#### Stated problem:
Copy out all the records, word for word.

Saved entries
━━━━━━
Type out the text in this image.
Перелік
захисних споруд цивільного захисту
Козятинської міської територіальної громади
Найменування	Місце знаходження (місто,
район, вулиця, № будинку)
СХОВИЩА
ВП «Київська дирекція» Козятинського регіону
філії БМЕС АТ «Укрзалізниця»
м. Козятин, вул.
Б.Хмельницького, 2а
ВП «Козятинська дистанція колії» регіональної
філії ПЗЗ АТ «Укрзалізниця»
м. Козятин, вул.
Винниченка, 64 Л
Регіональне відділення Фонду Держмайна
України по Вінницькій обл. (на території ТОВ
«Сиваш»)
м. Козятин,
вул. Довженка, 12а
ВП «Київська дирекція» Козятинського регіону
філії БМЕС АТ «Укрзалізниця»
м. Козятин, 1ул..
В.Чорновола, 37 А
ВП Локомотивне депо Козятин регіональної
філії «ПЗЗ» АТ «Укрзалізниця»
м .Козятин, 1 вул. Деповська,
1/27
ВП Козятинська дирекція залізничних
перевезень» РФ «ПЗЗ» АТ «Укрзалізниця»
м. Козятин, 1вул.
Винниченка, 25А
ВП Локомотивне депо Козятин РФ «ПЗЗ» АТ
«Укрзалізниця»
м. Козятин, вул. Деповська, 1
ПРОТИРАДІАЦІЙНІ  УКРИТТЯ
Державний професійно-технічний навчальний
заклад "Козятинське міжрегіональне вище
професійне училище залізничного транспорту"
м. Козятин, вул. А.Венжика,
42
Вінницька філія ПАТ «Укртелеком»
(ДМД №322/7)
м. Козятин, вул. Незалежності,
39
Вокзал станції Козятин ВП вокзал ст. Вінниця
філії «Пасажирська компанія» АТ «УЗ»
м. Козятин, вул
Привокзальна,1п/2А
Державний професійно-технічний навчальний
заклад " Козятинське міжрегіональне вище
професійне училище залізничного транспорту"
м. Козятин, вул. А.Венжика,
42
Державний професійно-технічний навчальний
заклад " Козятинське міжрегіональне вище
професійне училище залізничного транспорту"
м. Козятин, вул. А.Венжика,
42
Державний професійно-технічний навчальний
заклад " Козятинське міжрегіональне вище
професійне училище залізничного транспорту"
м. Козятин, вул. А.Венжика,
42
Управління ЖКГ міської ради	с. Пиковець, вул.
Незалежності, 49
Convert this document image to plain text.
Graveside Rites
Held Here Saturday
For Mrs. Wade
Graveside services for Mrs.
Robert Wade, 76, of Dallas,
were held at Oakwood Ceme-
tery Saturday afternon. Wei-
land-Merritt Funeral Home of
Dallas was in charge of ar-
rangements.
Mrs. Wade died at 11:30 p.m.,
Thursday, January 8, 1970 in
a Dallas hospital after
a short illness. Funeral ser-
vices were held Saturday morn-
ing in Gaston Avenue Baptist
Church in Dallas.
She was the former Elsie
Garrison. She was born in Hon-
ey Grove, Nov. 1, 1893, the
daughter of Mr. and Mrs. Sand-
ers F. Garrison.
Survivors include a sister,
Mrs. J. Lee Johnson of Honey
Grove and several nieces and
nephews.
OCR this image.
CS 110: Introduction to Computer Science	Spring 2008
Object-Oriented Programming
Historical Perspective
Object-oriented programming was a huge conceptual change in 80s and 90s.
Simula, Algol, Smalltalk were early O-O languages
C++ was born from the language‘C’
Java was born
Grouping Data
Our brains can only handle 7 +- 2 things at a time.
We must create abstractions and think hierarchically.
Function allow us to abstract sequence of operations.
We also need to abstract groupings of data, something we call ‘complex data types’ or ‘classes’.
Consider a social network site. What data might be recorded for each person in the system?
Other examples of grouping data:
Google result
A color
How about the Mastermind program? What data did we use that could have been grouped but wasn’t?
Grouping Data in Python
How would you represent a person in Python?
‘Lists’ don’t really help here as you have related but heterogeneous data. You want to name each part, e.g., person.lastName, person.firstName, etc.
━━━━━━
#### Correct response:
Type out the text in this image.
Перелік
захисних споруд цивільного захисту
Козятинської міської територіальної громади
Найменування	Місце знаходження (місто,
район, вулиця, № будинку)
СХОВИЩА
ВП «Київська дирекція» Козятинського регіону
філії БМЕС АТ «Укрзалізниця»
м. Козятин, вул.
Б.Хмельницького, 2а
ВП «Козятинська дистанція колії» регіональної
філії ПЗЗ АТ «Укрзалізниця»
м. Козятин, вул.
Винниченка, 64 Л
Регіональне відділення Фонду Держмайна
України по Вінницькій обл. (на території ТОВ
«Сиваш»)
м. Козятин,
вул. Довженка, 12а
ВП «Київська дирекція» Козятинського регіону
філії БМЕС АТ «Укрзалізниця»
м. Козятин, 1ул..
В.Чорновола, 37 А
ВП Локомотивне депо Козятин регіональної
філії «ПЗЗ» АТ «Укрзалізниця»
м .Козятин, 1 вул. Деповська,
1/27
ВП Козятинська дирекція залізничних
перевезень» РФ «ПЗЗ» АТ «Укрзалізниця»
м. Козятин, 1вул.
Винниченка, 25А
ВП Локомотивне депо Козятин РФ «ПЗЗ» АТ
«Укрзалізниця»
м. Козятин, вул. Деповська, 1
ПРОТИРАДІАЦІЙНІ  УКРИТТЯ
Державний професійно-технічний навчальний
заклад "Козятинське міжрегіональне вище
професійне училище залізничного транспорту"
м. Козятин, вул. А.Венжика,
42
Вінницька філія ПАТ «Укртелеком»
(ДМД №322/7)
м. Козятин, вул. Незалежності,
39
Вокзал станції Козятин ВП вокзал ст. Вінниця
філії «Пасажирська компанія» АТ «УЗ»
м. Козятин, вул
Привокзальна,1п/2А
Державний професійно-технічний навчальний
заклад " Козятинське міжрегіональне вище
професійне училище залізничного транспорту"
м. Козятин, вул. А.Венжика,
42
Державний професійно-технічний навчальний
заклад " Козятинське міжрегіональне вище
професійне училище залізничного транспорту"
м. Козятин, вул. А.Венжика,
42
Державний професійно-технічний навчальний
заклад " Козятинське міжрегіональне вище
професійне училище залізничного транспорту"
м. Козятин, вул. А.Венжика,
42
Управління ЖКГ міської ради	с. Пиковець, вул.
Незалежності, 49
Convert this document image to plain text.
Graveside Rites
Held Here Saturday
For Mrs. Wade
Graveside services for Mrs.
Robert Wade, 76, of Dallas,
were held at Oakwood Ceme-
tery Saturday afternon. Wei-
land-Merritt Funeral Home of
Dallas was in charge of ar-
rangements.
Mrs. Wade died at 11:30 p.m.,
Thursday, January 8, 1970 in
a Dallas hospital after
a short illness. Funeral ser-
vices were held Saturday morn-
ing in Gaston Avenue Baptist
Church in Dallas.
She was the former Elsie
Garrison. She was born in Hon-
ey Grove, Nov. 1, 1893, the
daughter of Mr. and Mrs. Sand-
ers F. Garrison.
Survivors include a sister,
Mrs. J. Lee Johnson of Honey
Grove and several nieces and
nephews.
OCR this image.
CS 110: Introduction to Computer Science	Spring 2008
Object-Oriented Programming
Historical Perspective
Object-oriented programming was a huge conceptual change in 80s and 90s.
Simula, Algol, Smalltalk were early O-O languages
C++ was born from the language‘C’
Java was born
Grouping Data
Our brains can only handle 7 +- 2 things at a time.
We must create abstractions and think hierarchically.
Function allow us to abstract sequence of operations.
We also need to abstract groupings of data, something we call ‘complex data types’ or ‘classes’.
Consider a social network site. What data might be recorded for each person in the system?
Other examples of grouping data:
Google result
A color
How about the Mastermind program? What data did we use that could have been grouped but wasn’t?
Grouping Data in Python
How would you represent a person in Python?
‘Lists’ don’t really help here as you have related but heterogeneous data. You want to name each part, e.g., person.lastName, person.firstName, etc.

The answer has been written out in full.